**Trecho:**
###
"Carta de identidade" dos primeiros Cristãos
Desde o séc. 1º a religião cristã difundiu-se rapidamente em Roma e em todo o mundo, não só pela sua originalidade e universalidade, mas muito também pelo testemunho de fervor, de amor fraterno e de caridade demonstrada pelos cristãos para com todos. As autoridades civis e o próprio povo, antes indiferentes, demonstraram-se logo hostis à nova religião, porque os cristãos recusavam o culto ao imperador e a adoração às divindades pagãs de Roma. Os cristãos foram por isso acusados de deslealdade para com a pátria, de ateísmo, de ódio pelo gênero humano, de delitos ocultos, como incesto, infanticídio e canibalismo ritual; de serem causa das calamidades naturais, como a peste, as inundações, a carestia, etc.
A religião cristã foi declarada: strana et illicita: estranha e elícita (decreto senatorial de 35), exitialis: perniciosa (Tácito), prava e immodica: malvada e desenfreada (Plínio), nova et malefica: nova e maléfica (Suetônio), tenebrosa et lucifuga: obscura e inimiga da luz (Octavius de Minucio), detestabilis: detestável (Tácito); depois foi posta fora da lei e perseguida, porque considerada como o mais perigoso inimigo do poder de Roma, que se baseava na antiga religião nacional e no culto do imperador, instrumento e símbolo da força e unidade do Império.
Os três primeiros séculos são a época dos mártires, que terminou em 313 com o edito de Milão, com o qual os imperadores Constantino e Licínio deram liberdade à Igreja. A perseguição nem sempre foi contínua e geral, isto é, estendida a todo o império, nem sempre igualmente cruel e cruenta. A períodos de perseguições seguiam-se períodos de relativa tranqüilidade.
Os cristão, na grande maioria dos casos, enfrentaram com coragem, freqüentemente com heroísmo, a prova das perseguições, mas não a sofreram passivamente. Defenderam-se com força, confutando tanto a falta de fundamento das acusações que lhes eram dirigidas de delitos ocultos ou públicos, apresentando os conteúdos da própria fé ("Aquilo em que acreditamos") e descrevendo a própria identidade ("Quem somos").
###
**Registros armazenados:**
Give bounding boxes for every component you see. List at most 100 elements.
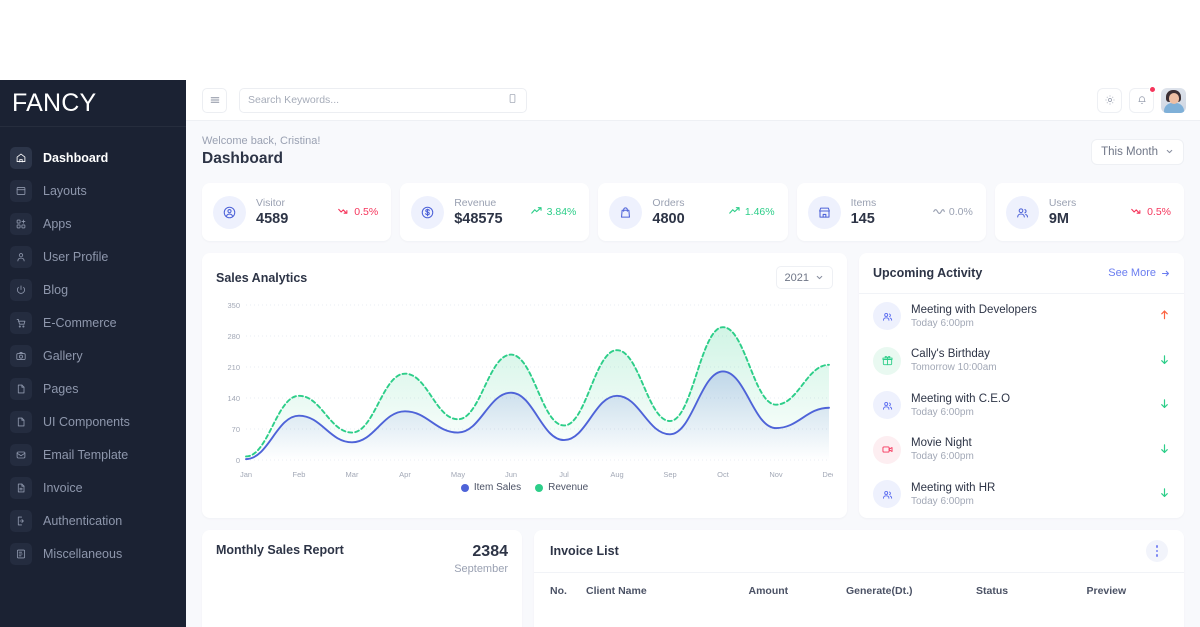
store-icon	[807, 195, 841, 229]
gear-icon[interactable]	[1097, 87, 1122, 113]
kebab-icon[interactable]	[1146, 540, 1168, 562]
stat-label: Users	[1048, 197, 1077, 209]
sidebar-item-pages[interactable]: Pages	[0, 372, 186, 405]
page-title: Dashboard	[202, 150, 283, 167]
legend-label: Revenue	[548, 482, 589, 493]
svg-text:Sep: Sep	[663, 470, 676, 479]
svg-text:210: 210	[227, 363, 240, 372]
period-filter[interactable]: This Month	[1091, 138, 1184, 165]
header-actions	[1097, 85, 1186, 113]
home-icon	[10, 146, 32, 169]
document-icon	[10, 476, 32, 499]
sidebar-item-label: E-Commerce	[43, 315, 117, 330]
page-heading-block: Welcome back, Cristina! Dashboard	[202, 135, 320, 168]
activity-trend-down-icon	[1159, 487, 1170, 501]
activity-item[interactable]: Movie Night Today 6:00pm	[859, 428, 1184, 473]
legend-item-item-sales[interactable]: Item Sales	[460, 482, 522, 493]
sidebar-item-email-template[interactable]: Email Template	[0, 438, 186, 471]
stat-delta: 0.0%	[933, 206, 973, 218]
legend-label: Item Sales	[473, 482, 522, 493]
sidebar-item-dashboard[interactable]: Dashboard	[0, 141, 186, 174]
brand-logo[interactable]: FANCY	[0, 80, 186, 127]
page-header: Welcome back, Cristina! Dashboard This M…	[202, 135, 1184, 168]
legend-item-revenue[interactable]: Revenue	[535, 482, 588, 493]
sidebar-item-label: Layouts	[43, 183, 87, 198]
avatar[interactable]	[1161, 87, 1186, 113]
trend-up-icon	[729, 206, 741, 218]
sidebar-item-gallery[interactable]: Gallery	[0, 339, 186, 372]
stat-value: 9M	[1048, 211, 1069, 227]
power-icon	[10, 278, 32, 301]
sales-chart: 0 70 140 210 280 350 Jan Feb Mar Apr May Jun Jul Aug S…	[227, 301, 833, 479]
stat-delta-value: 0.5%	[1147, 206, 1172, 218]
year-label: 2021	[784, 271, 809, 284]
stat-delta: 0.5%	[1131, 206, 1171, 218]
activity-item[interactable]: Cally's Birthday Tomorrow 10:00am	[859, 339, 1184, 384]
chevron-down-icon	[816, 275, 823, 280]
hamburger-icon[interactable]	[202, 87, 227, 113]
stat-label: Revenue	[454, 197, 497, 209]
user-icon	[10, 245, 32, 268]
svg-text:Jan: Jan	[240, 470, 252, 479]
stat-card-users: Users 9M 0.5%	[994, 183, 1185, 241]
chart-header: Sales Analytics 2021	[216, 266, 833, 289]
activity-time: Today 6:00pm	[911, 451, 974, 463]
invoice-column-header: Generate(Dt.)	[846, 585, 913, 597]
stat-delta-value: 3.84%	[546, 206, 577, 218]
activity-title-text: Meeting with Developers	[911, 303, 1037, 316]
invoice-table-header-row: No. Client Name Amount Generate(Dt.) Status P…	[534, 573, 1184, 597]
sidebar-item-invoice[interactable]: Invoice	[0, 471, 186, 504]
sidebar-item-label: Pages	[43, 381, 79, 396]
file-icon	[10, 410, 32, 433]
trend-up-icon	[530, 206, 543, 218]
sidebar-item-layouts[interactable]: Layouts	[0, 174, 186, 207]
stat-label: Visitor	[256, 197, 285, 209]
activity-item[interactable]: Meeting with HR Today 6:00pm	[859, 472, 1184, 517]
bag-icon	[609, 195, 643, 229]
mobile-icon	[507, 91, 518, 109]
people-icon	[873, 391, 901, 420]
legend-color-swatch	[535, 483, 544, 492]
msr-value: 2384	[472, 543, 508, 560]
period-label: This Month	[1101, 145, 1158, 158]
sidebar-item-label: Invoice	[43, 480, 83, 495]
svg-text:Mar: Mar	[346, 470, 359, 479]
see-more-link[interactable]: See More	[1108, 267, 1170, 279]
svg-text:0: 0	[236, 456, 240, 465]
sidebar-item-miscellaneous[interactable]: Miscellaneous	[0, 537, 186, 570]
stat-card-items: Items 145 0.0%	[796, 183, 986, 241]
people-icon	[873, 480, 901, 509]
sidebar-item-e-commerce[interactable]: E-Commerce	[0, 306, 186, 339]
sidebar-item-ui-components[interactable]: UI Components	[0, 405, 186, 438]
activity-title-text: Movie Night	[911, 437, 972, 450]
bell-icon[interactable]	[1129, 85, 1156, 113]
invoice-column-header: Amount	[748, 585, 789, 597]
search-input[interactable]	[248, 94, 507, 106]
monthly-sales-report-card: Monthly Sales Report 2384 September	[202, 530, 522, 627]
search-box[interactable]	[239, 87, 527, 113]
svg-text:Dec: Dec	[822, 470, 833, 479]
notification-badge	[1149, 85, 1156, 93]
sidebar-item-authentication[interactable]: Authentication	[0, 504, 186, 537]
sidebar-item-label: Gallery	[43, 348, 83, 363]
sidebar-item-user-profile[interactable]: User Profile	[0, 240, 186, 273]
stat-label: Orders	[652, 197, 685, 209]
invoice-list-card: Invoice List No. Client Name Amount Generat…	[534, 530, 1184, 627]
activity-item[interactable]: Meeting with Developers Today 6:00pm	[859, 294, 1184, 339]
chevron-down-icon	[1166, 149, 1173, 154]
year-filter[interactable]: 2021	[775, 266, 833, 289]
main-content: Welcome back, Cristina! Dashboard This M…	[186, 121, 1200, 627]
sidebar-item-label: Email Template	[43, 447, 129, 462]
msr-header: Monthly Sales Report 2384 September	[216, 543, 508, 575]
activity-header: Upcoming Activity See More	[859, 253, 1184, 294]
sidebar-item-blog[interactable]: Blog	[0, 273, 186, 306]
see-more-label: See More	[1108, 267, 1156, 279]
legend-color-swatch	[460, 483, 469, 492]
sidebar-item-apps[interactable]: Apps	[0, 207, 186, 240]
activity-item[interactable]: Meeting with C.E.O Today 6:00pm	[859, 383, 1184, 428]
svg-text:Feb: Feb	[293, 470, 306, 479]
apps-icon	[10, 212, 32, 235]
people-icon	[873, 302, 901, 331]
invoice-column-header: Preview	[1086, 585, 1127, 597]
###
**Tarefas e exercícios:**
a) Segundo o trecho sobre os primeiros cristãos, em que ano terminou a época dos mártires?
b) Nos registros, reescreva tudo desde a linha que contém "195, 841, 229]" até a linha que contém "470, 676, 479]", ambas incluídas, renomeando "Dashboard" para "Painel" e mantendo o resto igual. Apresente apenas essas linhas.
O trecho e os registros são materiais independentes entre si.

**Resolução dos problemas:**
a) Em 313, com o edito de Milão.

b)
store-icon	[807, 195, 841, 229]
gear-icon[interactable]	[1097, 87, 1122, 113]
kebab-icon[interactable]	[1146, 540, 1168, 562]
stat-label: Users	[1048, 197, 1077, 209]
sidebar-item-pages[interactable]: Pages	[0, 372, 186, 405]
page-title: Painel	[202, 150, 283, 167]
legend-label: Revenue	[548, 482, 589, 493]
svg-text:Sep: Sep	[663, 470, 676, 479]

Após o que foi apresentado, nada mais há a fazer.